● Set exercise
Output exactly the lines between the line that contains "Read out every word on this page." and the last line of the material, counting both.

Source data start

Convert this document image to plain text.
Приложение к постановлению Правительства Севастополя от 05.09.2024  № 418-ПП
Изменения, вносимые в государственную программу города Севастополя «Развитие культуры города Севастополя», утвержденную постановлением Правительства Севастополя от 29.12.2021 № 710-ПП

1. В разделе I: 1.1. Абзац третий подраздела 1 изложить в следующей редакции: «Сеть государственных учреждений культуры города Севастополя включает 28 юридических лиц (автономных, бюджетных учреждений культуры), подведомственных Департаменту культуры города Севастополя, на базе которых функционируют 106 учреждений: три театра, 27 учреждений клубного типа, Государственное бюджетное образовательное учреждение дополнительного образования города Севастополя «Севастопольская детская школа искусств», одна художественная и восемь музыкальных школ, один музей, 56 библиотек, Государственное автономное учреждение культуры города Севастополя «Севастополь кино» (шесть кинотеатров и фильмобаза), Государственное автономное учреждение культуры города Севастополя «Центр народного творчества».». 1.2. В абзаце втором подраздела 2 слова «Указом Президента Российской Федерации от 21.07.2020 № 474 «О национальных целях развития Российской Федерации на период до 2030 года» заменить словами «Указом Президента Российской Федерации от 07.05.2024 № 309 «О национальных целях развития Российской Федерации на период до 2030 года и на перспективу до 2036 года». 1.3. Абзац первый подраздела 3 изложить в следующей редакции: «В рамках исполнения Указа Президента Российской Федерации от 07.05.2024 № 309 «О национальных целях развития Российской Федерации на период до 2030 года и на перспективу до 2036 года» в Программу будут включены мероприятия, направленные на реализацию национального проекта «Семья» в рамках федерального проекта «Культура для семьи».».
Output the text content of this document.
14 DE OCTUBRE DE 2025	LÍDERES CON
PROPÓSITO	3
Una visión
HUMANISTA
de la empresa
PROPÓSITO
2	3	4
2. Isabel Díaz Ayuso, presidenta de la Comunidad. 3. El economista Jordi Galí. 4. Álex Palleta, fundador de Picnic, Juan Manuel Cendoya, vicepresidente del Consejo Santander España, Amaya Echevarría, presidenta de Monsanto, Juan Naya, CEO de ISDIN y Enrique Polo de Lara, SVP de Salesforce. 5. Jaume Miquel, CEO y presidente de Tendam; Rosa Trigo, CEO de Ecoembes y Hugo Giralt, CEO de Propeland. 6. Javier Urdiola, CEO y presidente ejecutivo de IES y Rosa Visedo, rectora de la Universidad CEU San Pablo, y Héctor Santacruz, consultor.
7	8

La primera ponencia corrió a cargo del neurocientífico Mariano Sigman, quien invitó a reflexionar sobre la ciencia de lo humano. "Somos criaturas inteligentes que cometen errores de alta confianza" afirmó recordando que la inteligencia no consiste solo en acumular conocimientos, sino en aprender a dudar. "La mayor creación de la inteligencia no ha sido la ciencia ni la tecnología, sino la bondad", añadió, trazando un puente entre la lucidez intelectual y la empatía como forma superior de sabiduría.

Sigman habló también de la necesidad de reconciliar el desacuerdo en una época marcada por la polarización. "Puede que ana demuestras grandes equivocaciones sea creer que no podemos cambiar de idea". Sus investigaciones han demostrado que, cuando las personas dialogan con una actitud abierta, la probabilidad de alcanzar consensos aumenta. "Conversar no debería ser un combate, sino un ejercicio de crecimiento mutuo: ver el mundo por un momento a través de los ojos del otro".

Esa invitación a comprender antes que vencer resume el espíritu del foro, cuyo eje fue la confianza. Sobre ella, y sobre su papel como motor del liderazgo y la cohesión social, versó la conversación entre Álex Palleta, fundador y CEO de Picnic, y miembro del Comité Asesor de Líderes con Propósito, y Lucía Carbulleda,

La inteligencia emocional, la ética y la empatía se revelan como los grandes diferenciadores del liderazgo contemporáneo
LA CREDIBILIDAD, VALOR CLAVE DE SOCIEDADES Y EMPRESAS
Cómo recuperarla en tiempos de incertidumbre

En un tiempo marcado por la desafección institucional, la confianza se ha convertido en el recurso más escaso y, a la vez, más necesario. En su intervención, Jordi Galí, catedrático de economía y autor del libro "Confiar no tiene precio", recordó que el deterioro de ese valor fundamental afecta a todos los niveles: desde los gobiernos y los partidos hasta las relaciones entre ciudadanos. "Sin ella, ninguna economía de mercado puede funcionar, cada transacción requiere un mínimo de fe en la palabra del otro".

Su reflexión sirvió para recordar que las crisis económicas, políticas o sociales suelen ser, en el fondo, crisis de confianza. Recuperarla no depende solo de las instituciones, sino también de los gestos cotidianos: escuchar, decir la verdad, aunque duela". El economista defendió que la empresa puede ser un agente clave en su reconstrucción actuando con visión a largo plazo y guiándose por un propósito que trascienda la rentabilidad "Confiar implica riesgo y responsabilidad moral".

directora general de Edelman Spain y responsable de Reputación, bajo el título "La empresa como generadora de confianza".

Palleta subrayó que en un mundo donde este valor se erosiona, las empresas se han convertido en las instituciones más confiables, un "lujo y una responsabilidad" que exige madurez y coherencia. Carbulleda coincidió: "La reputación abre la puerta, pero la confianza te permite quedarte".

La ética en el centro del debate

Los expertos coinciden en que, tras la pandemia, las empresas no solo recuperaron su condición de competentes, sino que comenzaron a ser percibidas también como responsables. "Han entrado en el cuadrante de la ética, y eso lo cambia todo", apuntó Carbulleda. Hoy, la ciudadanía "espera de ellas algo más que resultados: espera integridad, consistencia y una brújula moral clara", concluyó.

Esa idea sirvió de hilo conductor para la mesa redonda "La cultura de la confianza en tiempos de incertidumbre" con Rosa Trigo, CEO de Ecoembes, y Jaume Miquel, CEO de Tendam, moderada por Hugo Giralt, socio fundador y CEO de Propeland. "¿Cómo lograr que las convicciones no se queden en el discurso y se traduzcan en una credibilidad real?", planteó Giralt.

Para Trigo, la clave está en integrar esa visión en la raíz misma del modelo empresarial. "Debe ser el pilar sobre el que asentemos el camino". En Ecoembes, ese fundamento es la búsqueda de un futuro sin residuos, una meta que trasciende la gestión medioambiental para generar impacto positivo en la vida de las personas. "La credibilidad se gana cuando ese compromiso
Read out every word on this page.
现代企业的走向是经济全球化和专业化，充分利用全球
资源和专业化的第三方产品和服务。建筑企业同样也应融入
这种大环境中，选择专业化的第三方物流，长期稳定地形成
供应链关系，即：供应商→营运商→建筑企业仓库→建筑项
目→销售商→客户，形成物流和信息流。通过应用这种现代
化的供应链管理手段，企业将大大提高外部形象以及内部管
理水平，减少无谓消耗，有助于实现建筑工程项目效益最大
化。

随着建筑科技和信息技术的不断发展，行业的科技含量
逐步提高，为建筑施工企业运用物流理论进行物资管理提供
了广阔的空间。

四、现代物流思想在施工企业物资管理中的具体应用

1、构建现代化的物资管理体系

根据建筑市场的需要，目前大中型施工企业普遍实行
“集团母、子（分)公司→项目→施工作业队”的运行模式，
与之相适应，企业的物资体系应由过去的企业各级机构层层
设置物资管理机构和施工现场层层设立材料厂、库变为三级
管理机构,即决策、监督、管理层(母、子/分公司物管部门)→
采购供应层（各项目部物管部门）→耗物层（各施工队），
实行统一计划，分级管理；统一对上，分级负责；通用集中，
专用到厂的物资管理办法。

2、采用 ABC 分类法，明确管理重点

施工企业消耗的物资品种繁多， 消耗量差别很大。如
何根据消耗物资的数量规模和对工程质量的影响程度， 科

Source data end

● The result
Read out every word on this page.
现代企业的走向是经济全球化和专业化，充分利用全球
资源和专业化的第三方产品和服务。建筑企业同样也应融入
这种大环境中，选择专业化的第三方物流，长期稳定地形成
供应链关系，即：供应商→营运商→建筑企业仓库→建筑项
目→销售商→客户，形成物流和信息流。通过应用这种现代
化的供应链管理手段，企业将大大提高外部形象以及内部管
理水平，减少无谓消耗，有助于实现建筑工程项目效益最大
化。

随着建筑科技和信息技术的不断发展，行业的科技含量
逐步提高，为建筑施工企业运用物流理论进行物资管理提供
了广阔的空间。

四、现代物流思想在施工企业物资管理中的具体应用

1、构建现代化的物资管理体系

根据建筑市场的需要，目前大中型施工企业普遍实行
“集团母、子（分)公司→项目→施工作业队”的运行模式，
与之相适应，企业的物资体系应由过去的企业各级机构层层
设置物资管理机构和施工现场层层设立材料厂、库变为三级
管理机构,即决策、监督、管理层(母、子/分公司物管部门)→
采购供应层（各项目部物管部门）→耗物层（各施工队），
实行统一计划，分级管理；统一对上，分级负责；通用集中，
专用到厂的物资管理办法。

2、采用 ABC 分类法，明确管理重点

施工企业消耗的物资品种繁多， 消耗量差别很大。如
何根据消耗物资的数量规模和对工程质量的影响程度， 科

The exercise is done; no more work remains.